### What the task requires
Can you print every record below exactly as written?

### Extracted data entries
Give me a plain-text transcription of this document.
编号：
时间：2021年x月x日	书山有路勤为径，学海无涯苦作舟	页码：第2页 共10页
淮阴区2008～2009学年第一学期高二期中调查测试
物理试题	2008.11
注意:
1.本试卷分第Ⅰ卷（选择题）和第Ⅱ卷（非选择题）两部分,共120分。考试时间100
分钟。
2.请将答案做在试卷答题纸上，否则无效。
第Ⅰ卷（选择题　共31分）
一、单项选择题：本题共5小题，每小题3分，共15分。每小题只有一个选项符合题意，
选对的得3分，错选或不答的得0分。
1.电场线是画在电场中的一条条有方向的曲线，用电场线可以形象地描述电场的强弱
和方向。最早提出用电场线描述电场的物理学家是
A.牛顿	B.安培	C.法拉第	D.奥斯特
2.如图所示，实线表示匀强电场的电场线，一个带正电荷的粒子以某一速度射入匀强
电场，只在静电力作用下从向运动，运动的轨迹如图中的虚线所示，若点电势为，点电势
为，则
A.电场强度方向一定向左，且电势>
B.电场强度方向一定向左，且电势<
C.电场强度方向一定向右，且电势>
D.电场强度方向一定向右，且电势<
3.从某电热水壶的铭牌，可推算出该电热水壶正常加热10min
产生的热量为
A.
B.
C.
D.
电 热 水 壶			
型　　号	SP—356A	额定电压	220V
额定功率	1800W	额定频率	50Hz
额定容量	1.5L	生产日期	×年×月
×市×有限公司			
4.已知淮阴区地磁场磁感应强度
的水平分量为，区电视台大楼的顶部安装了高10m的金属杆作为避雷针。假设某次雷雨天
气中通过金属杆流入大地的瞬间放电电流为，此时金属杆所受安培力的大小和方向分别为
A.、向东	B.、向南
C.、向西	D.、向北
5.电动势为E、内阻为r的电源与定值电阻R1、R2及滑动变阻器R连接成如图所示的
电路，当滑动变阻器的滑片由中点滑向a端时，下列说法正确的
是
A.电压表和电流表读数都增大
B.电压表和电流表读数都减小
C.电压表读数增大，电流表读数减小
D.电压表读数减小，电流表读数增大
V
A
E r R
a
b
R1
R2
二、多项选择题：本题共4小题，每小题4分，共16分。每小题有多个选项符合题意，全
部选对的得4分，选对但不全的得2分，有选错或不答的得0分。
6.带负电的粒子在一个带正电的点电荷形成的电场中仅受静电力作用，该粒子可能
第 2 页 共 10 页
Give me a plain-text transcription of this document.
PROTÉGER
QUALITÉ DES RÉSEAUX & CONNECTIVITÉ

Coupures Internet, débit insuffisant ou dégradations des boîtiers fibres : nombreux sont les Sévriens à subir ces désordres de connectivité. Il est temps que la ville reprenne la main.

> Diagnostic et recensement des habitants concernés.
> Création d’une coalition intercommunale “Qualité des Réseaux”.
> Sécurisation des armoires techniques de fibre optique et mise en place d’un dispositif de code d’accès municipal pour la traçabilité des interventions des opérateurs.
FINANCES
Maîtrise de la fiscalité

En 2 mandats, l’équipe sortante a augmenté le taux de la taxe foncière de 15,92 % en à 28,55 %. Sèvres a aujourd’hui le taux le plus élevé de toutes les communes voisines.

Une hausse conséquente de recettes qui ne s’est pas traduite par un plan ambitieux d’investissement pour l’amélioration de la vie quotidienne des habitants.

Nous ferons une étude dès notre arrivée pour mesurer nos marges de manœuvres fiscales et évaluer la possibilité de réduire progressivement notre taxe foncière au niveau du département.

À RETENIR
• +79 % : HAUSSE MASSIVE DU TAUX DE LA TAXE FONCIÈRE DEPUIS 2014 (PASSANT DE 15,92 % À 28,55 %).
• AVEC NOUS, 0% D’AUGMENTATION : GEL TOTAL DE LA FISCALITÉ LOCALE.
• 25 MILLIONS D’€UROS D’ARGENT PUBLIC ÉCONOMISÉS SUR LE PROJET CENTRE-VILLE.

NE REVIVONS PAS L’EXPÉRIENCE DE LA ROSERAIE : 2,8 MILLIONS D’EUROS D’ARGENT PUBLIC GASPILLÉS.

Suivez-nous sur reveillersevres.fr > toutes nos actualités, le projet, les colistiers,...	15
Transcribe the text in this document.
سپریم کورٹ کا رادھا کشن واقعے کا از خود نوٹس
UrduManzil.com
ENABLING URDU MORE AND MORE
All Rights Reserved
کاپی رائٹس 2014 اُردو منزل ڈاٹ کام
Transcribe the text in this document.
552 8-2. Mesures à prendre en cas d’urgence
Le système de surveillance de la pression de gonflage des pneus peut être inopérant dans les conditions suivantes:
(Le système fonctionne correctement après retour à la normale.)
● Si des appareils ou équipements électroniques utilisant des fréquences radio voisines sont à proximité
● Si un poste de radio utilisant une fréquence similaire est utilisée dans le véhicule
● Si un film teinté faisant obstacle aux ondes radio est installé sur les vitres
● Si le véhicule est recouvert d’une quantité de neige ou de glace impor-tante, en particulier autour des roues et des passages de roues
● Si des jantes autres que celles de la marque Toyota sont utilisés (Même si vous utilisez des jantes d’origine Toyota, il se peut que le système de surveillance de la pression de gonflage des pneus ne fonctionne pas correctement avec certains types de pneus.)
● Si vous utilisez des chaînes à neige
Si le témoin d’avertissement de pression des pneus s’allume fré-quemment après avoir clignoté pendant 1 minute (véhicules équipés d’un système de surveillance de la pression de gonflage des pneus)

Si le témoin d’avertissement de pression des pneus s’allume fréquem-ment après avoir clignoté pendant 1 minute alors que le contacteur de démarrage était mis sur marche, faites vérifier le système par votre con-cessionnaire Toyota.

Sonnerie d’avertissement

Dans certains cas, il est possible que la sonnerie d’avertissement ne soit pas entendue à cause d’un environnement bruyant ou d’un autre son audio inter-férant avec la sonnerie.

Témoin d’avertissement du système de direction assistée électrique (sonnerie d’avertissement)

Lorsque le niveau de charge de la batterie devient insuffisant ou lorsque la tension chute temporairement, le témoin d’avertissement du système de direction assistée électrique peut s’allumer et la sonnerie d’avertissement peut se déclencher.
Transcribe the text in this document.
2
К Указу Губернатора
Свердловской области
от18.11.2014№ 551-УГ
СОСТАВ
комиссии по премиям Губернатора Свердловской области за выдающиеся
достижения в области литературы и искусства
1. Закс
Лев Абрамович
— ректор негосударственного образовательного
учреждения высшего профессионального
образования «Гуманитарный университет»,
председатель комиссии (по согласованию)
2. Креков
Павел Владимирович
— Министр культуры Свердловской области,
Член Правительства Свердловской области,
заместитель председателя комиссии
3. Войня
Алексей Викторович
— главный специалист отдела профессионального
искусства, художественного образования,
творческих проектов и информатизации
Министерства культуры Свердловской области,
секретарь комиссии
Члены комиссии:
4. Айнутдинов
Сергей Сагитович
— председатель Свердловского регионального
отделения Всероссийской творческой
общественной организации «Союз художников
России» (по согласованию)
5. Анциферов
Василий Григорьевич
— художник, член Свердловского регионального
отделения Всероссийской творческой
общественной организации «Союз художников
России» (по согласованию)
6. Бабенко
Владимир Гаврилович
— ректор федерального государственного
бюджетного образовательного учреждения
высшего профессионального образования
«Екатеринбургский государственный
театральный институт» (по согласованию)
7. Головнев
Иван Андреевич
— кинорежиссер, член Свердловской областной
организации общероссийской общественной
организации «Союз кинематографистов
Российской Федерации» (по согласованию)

### Answer to this exercise
Give me a plain-text transcription of this document.
编号：
时间：2021年x月x日	书山有路勤为径，学海无涯苦作舟	页码：第2页 共10页
淮阴区2008～2009学年第一学期高二期中调查测试
物理试题	2008.11
注意:
1.本试卷分第Ⅰ卷（选择题）和第Ⅱ卷（非选择题）两部分,共120分。考试时间100
分钟。
2.请将答案做在试卷答题纸上，否则无效。
第Ⅰ卷（选择题　共31分）
一、单项选择题：本题共5小题，每小题3分，共15分。每小题只有一个选项符合题意，
选对的得3分，错选或不答的得0分。
1.电场线是画在电场中的一条条有方向的曲线，用电场线可以形象地描述电场的强弱
和方向。最早提出用电场线描述电场的物理学家是
A.牛顿	B.安培	C.法拉第	D.奥斯特
2.如图所示，实线表示匀强电场的电场线，一个带正电荷的粒子以某一速度射入匀强
电场，只在静电力作用下从向运动，运动的轨迹如图中的虚线所示，若点电势为，点电势
为，则
A.电场强度方向一定向左，且电势>
B.电场强度方向一定向左，且电势<
C.电场强度方向一定向右，且电势>
D.电场强度方向一定向右，且电势<
3.从某电热水壶的铭牌，可推算出该电热水壶正常加热10min
产生的热量为
A.
B.
C.
D.
电 热 水 壶			
型　　号	SP—356A	额定电压	220V
额定功率	1800W	额定频率	50Hz
额定容量	1.5L	生产日期	×年×月
×市×有限公司			
4.已知淮阴区地磁场磁感应强度
的水平分量为，区电视台大楼的顶部安装了高10m的金属杆作为避雷针。假设某次雷雨天
气中通过金属杆流入大地的瞬间放电电流为，此时金属杆所受安培力的大小和方向分别为
A.、向东	B.、向南
C.、向西	D.、向北
5.电动势为E、内阻为r的电源与定值电阻R1、R2及滑动变阻器R连接成如图所示的
电路，当滑动变阻器的滑片由中点滑向a端时，下列说法正确的
是
A.电压表和电流表读数都增大
B.电压表和电流表读数都减小
C.电压表读数增大，电流表读数减小
D.电压表读数减小，电流表读数增大
V
A
E r R
a
b
R1
R2
二、多项选择题：本题共4小题，每小题4分，共16分。每小题有多个选项符合题意，全
部选对的得4分，选对但不全的得2分，有选错或不答的得0分。
6.带负电的粒子在一个带正电的点电荷形成的电场中仅受静电力作用，该粒子可能
第 2 页 共 10 页
Give me a plain-text transcription of this document.
PROTÉGER
QUALITÉ DES RÉSEAUX & CONNECTIVITÉ

Coupures Internet, débit insuffisant ou dégradations des boîtiers fibres : nombreux sont les Sévriens à subir ces désordres de connectivité. Il est temps que la ville reprenne la main.

> Diagnostic et recensement des habitants concernés.
> Création d’une coalition intercommunale “Qualité des Réseaux”.
> Sécurisation des armoires techniques de fibre optique et mise en place d’un dispositif de code d’accès municipal pour la traçabilité des interventions des opérateurs.
FINANCES
Maîtrise de la fiscalité

En 2 mandats, l’équipe sortante a augmenté le taux de la taxe foncière de 15,92 % en à 28,55 %. Sèvres a aujourd’hui le taux le plus élevé de toutes les communes voisines.

Une hausse conséquente de recettes qui ne s’est pas traduite par un plan ambitieux d’investissement pour l’amélioration de la vie quotidienne des habitants.

Nous ferons une étude dès notre arrivée pour mesurer nos marges de manœuvres fiscales et évaluer la possibilité de réduire progressivement notre taxe foncière au niveau du département.

À RETENIR
• +79 % : HAUSSE MASSIVE DU TAUX DE LA TAXE FONCIÈRE DEPUIS 2014 (PASSANT DE 15,92 % À 28,55 %).
• AVEC NOUS, 0% D’AUGMENTATION : GEL TOTAL DE LA FISCALITÉ LOCALE.
• 25 MILLIONS D’€UROS D’ARGENT PUBLIC ÉCONOMISÉS SUR LE PROJET CENTRE-VILLE.

NE REVIVONS PAS L’EXPÉRIENCE DE LA ROSERAIE : 2,8 MILLIONS D’EUROS D’ARGENT PUBLIC GASPILLÉS.

Suivez-nous sur reveillersevres.fr > toutes nos actualités, le projet, les colistiers,...	15
Transcribe the text in this document.
سپریم کورٹ کا رادھا کشن واقعے کا از خود نوٹس
UrduManzil.com
ENABLING URDU MORE AND MORE
All Rights Reserved
کاپی رائٹس 2014 اُردو منزل ڈاٹ کام
Transcribe the text in this document.
552 8-2. Mesures à prendre en cas d’urgence
Le système de surveillance de la pression de gonflage des pneus peut être inopérant dans les conditions suivantes:
(Le système fonctionne correctement après retour à la normale.)
● Si des appareils ou équipements électroniques utilisant des fréquences radio voisines sont à proximité
● Si un poste de radio utilisant une fréquence similaire est utilisée dans le véhicule
● Si un film teinté faisant obstacle aux ondes radio est installé sur les vitres
● Si le véhicule est recouvert d’une quantité de neige ou de glace impor-tante, en particulier autour des roues et des passages de roues
● Si des jantes autres que celles de la marque Toyota sont utilisés (Même si vous utilisez des jantes d’origine Toyota, il se peut que le système de surveillance de la pression de gonflage des pneus ne fonctionne pas correctement avec certains types de pneus.)
● Si vous utilisez des chaînes à neige
Si le témoin d’avertissement de pression des pneus s’allume fré-quemment après avoir clignoté pendant 1 minute (véhicules équipés d’un système de surveillance de la pression de gonflage des pneus)

Si le témoin d’avertissement de pression des pneus s’allume fréquem-ment après avoir clignoté pendant 1 minute alors que le contacteur de démarrage était mis sur marche, faites vérifier le système par votre con-cessionnaire Toyota.

Sonnerie d’avertissement

Dans certains cas, il est possible que la sonnerie d’avertissement ne soit pas entendue à cause d’un environnement bruyant ou d’un autre son audio inter-férant avec la sonnerie.

Témoin d’avertissement du système de direction assistée électrique (sonnerie d’avertissement)

Lorsque le niveau de charge de la batterie devient insuffisant ou lorsque la tension chute temporairement, le témoin d’avertissement du système de direction assistée électrique peut s’allumer et la sonnerie d’avertissement peut se déclencher.
Transcribe the text in this document.
2
К Указу Губернатора
Свердловской области
от18.11.2014№ 551-УГ
СОСТАВ
комиссии по премиям Губернатора Свердловской области за выдающиеся
достижения в области литературы и искусства
1. Закс
Лев Абрамович
— ректор негосударственного образовательного
учреждения высшего профессионального
образования «Гуманитарный университет»,
председатель комиссии (по согласованию)
2. Креков
Павел Владимирович
— Министр культуры Свердловской области,
Член Правительства Свердловской области,
заместитель председателя комиссии
3. Войня
Алексей Викторович
— главный специалист отдела профессионального
искусства, художественного образования,
творческих проектов и информатизации
Министерства культуры Свердловской области,
секретарь комиссии
Члены комиссии:
4. Айнутдинов
Сергей Сагитович
— председатель Свердловского регионального
отделения Всероссийской творческой
общественной организации «Союз художников
России» (по согласованию)
5. Анциферов
Василий Григорьевич
— художник, член Свердловского регионального
отделения Всероссийской творческой
общественной организации «Союз художников
России» (по согласованию)
6. Бабенко
Владимир Гаврилович
— ректор федерального государственного
бюджетного образовательного учреждения
высшего профессионального образования
«Екатеринбургский государственный
театральный институт» (по согласованию)
7. Головнев
Иван Андреевич
— кинорежиссер, член Свердловской областной
организации общероссийской общественной
организации «Союз кинематографистов
Российской Федерации» (по согласованию)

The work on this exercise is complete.